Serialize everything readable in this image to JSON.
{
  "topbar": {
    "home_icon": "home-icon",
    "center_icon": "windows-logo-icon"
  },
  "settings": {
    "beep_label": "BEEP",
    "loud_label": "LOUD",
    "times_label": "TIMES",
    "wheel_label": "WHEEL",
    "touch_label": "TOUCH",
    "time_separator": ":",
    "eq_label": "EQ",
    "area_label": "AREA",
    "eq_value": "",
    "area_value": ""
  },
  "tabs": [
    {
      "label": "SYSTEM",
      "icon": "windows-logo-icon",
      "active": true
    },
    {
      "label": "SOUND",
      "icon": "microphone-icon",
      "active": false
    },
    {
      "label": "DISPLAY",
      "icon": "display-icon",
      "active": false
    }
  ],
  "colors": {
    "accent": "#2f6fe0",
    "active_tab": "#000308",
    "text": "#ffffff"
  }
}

::::

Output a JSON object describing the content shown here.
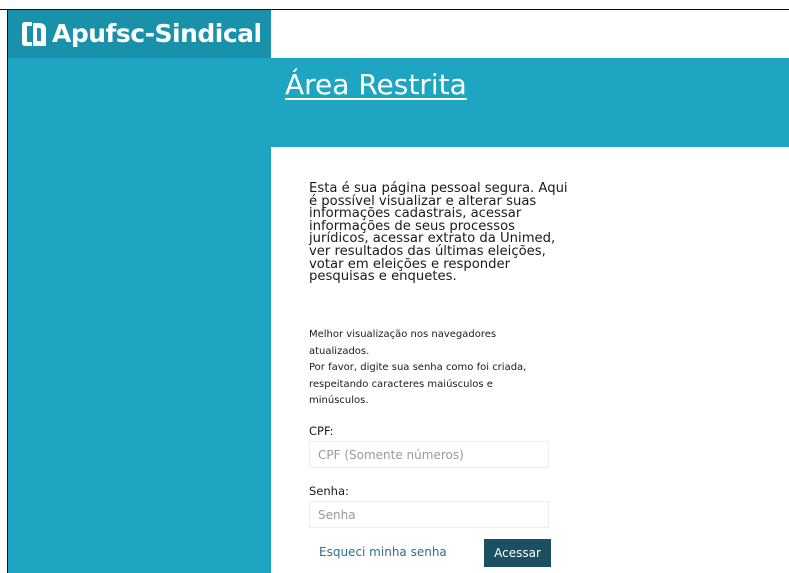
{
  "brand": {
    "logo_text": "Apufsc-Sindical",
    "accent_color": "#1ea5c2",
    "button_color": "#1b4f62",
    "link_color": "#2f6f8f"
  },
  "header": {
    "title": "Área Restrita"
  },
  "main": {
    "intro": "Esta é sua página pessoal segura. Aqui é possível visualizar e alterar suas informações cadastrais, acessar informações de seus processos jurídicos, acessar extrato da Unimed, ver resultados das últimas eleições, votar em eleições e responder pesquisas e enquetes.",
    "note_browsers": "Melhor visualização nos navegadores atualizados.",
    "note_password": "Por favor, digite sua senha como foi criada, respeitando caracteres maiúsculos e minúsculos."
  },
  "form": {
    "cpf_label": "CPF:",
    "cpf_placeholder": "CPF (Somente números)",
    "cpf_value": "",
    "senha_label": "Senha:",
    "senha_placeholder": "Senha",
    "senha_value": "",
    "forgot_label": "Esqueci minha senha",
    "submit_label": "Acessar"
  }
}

::::

_The request_
Select all lines in the listing that include the word "icon".

_Response to this exercise_
    "home_icon": "home-icon",
    "center_icon": "windows-logo-icon"
      "icon": "windows-logo-icon",
      "icon": "microphone-icon",
      "icon": "display-icon",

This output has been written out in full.